> **TRECHO DE TEXTO**

..............................

Para entender a nossa exposição é preciso que estabeleçamos um alvo. Assim ficará ser mais fácil ser compreendido. O nosso alvo, sintetiza-se em resposta ao seguinte problema: se na ação condenatória movida pelo credor A contra o devedor (pessoa jurídica) B for deferida a desconsideração da personalidade atingindo o patrimônio do sócio C, qual o momento que este poderia alienar seus bens particulares sem ser considerado em fraude à execução?

Sem as descobertas feitas no final do epílogo, mas com desfechos inesperados típicos de Agatha Christie, antecipamos que a resposta dada pelo CPC é diferente da que foi dada pelo Superior Tribunal de Justiça.

Segundo o CPC 792, §3º diz que "nos casos de desconsideração da personalidade jurídica, a fraude à execução verifica-se a partir da citação da parte cuja personalidade se pretende desconsiderar".

Já o Superior Tribunal de Justiça entende que "a jurisprudência desta Corte Superior se firmou no sentido de que é necessário, para a configuração de fraude à execução, que corra contra o próprio devedor a demanda capaz de reduzi-lo à insolvência, exigindo-se, para tanto, que o ato de disposição do bem seja posterior à citação válida do sócio devedor, quando redirecionada a execução originariamente ajuizada contra a pessoa jurídica". (AgInt no AREsp 1.402.956/SP, rel. ministro Marco Aurélio Bellizze, Terceira Turma, julgado em 02.09.19, DJe 17.09.19)

Para que sigamos uma das duas orientações é preciso compreender algumas premissas sobre o tema.

A primeira é que embora sejam institutos diferentes, a desconsideração e a fraude à execução, têm em comum o fato de serem técnicas que protegem a responsabilidade patrimonial.

..............................

Itens de uma fonte de dados:
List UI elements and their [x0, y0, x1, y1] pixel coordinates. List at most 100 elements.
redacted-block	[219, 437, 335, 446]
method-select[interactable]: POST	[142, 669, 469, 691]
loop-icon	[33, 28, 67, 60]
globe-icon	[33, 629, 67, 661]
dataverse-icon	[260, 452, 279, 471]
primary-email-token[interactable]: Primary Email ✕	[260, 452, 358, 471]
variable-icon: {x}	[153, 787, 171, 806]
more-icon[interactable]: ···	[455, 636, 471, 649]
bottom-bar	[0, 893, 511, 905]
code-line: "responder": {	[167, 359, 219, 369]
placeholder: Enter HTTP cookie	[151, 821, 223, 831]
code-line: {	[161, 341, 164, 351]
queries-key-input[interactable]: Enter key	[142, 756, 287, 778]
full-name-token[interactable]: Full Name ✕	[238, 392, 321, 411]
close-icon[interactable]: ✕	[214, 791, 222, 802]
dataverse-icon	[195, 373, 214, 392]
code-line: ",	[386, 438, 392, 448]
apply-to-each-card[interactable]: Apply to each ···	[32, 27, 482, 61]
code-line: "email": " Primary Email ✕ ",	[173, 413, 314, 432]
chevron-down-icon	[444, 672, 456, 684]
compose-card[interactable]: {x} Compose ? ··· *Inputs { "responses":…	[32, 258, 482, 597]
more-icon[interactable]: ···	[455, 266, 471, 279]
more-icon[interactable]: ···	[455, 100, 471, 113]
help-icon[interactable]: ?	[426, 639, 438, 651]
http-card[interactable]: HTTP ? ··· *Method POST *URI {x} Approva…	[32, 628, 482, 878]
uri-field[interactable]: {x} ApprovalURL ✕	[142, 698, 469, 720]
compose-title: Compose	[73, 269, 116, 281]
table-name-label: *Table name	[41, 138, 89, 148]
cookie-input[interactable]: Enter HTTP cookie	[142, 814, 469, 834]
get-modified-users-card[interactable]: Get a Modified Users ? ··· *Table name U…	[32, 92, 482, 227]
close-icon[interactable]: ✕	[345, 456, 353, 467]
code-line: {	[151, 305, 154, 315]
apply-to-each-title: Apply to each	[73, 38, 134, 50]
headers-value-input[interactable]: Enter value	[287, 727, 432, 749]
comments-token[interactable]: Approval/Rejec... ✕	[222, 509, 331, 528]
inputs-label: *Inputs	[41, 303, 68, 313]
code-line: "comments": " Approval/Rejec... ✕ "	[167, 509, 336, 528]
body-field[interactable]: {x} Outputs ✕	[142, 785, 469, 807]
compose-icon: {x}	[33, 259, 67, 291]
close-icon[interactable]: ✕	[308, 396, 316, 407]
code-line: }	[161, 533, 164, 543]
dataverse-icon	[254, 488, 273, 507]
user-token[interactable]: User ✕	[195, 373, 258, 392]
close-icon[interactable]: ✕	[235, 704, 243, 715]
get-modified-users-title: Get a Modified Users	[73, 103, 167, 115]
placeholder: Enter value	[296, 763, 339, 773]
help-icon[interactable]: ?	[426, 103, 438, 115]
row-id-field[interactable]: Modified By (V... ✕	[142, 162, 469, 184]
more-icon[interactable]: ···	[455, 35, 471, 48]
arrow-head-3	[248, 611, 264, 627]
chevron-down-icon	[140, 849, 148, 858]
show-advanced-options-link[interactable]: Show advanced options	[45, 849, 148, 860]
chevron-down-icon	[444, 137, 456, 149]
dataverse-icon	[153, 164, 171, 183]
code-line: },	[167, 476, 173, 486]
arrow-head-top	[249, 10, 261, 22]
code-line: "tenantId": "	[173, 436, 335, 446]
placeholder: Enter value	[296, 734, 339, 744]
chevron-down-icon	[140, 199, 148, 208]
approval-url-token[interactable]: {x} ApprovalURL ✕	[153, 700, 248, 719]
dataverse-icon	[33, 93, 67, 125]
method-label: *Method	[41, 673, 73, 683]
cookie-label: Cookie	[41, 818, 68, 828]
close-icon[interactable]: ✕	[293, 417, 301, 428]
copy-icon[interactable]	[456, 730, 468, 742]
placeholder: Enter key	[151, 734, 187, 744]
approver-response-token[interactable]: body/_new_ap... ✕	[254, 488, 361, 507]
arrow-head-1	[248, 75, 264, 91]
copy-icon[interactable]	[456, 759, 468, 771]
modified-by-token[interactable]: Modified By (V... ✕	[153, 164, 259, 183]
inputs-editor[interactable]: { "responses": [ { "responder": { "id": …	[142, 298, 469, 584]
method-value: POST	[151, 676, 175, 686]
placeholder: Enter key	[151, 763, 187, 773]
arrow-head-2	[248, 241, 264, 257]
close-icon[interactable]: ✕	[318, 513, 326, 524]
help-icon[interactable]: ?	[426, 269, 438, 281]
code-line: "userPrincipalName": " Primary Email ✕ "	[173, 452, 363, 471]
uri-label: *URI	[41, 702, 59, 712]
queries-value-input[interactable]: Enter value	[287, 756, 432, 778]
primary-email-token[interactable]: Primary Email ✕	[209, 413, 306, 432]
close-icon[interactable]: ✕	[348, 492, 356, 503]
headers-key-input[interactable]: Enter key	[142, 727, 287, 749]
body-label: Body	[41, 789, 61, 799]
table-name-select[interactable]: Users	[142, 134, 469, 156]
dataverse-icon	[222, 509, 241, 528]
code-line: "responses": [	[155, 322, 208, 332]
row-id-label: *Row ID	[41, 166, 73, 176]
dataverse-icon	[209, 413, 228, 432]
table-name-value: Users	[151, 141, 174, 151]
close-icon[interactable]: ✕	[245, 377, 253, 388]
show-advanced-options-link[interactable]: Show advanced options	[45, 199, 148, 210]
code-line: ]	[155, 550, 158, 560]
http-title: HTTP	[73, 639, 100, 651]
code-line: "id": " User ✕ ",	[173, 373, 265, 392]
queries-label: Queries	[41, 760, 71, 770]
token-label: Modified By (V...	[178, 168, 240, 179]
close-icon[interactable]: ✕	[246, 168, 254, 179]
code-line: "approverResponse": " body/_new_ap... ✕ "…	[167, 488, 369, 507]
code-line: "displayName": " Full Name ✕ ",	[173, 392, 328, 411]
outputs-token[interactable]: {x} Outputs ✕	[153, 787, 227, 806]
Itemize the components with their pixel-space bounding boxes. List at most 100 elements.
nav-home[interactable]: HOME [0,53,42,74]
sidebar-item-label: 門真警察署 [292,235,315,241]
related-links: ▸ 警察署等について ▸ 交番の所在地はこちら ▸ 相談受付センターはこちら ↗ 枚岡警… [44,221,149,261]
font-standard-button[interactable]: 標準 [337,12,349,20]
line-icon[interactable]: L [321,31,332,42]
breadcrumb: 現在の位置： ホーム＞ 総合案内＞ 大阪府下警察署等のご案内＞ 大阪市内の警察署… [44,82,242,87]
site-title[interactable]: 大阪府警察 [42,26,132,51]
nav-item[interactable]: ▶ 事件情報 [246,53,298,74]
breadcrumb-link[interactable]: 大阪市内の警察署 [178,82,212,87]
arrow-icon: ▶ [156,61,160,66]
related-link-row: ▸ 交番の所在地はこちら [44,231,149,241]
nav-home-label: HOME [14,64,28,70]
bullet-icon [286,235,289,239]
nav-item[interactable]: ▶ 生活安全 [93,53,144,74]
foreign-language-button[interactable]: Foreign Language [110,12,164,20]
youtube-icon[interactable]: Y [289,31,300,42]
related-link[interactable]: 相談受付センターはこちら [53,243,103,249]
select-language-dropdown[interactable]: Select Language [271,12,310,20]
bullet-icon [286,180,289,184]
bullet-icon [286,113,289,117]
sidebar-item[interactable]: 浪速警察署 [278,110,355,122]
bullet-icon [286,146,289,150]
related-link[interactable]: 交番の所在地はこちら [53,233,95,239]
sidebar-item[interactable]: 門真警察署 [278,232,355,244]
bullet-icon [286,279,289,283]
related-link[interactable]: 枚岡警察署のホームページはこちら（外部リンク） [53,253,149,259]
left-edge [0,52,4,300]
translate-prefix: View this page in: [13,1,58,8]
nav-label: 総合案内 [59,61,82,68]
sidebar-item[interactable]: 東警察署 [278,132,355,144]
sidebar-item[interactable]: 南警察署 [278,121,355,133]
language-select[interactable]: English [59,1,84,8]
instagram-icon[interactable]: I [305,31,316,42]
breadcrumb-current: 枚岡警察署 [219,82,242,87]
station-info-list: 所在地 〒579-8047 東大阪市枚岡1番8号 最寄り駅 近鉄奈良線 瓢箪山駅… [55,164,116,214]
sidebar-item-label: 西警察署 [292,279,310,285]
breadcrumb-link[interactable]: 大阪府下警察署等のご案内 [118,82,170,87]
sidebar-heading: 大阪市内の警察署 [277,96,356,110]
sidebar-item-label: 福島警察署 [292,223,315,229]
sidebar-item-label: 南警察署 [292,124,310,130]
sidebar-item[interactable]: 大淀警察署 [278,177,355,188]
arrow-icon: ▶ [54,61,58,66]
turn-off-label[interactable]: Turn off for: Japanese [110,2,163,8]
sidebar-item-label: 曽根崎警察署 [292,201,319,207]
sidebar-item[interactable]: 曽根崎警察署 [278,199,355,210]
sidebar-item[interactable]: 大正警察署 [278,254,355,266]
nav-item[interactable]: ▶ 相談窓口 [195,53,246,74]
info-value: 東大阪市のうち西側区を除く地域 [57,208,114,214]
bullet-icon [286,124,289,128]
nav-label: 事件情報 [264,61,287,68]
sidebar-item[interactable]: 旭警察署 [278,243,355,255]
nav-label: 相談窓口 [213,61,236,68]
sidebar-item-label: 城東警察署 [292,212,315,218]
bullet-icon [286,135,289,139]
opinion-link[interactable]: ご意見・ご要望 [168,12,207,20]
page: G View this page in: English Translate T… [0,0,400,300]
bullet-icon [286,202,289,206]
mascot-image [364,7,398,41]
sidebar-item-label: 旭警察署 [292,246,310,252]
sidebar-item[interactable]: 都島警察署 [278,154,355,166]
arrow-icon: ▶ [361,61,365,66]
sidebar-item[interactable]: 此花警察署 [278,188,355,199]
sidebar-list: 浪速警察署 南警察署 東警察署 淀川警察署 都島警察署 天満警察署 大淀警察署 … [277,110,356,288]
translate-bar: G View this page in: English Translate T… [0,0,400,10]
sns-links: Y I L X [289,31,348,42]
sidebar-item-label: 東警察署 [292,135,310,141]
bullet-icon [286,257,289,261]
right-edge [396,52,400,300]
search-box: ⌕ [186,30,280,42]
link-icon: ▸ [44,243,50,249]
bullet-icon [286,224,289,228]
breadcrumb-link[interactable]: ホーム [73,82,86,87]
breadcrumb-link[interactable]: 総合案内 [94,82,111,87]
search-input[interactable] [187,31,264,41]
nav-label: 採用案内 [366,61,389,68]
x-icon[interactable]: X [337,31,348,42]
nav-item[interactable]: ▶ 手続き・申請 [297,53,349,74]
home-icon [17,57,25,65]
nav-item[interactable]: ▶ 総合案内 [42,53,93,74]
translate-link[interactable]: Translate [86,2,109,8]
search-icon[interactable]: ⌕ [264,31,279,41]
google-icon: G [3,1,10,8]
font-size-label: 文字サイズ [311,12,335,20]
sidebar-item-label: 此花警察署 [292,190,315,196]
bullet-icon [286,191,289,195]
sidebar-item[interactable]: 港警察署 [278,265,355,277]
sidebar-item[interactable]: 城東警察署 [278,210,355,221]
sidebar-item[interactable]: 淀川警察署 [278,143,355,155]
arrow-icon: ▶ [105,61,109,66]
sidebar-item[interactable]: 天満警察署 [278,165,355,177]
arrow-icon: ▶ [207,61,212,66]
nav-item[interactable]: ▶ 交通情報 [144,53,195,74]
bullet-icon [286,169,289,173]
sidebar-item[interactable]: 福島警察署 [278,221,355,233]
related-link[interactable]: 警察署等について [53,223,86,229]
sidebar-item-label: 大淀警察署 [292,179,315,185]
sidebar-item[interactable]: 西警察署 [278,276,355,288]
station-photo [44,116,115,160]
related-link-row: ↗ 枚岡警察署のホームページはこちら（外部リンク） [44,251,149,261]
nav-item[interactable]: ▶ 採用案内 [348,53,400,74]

..............................

> **PROBLEMA**
Transcreva na íntegra, sem nenhuma alteração, o trecho sobre fraude à execução na desconsideração da personalidade jurídica. As entradas não têm relação com o trecho.

> **SOLUÇÃO COMPLETA**
Para entender a nossa exposição é preciso que estabeleçamos um alvo. Assim ficará ser mais fácil ser compreendido. O nosso alvo, sintetiza-se em resposta ao seguinte problema: se na ação condenatória movida pelo credor A contra o devedor (pessoa jurídica) B for deferida a desconsideração da personalidade atingindo o patrimônio do sócio C, qual o momento que este poderia alienar seus bens particulares sem ser considerado em fraude à execução?

Sem as descobertas feitas no final do epílogo, mas com desfechos inesperados típicos de Agatha Christie, antecipamos que a resposta dada pelo CPC é diferente da que foi dada pelo Superior Tribunal de Justiça.

Segundo o CPC 792, §3º diz que "nos casos de desconsideração da personalidade jurídica, a fraude à execução verifica-se a partir da citação da parte cuja personalidade se pretende desconsiderar".

Já o Superior Tribunal de Justiça entende que "a jurisprudência desta Corte Superior se firmou no sentido de que é necessário, para a configuração de fraude à execução, que corra contra o próprio devedor a demanda capaz de reduzi-lo à insolvência, exigindo-se, para tanto, que o ato de disposição do bem seja posterior à citação válida do sócio devedor, quando redirecionada a execução originariamente ajuizada contra a pessoa jurídica". (AgInt no AREsp 1.402.956/SP, rel. ministro Marco Aurélio Bellizze, Terceira Turma, julgado em 02.09.19, DJe 17.09.19)

Para que sigamos uma das duas orientações é preciso compreender algumas premissas sobre o tema.

A primeira é que embora sejam institutos diferentes, a desconsideração e a fraude à execução, têm em comum o fato de serem técnicas que protegem a responsabilidade patrimonial.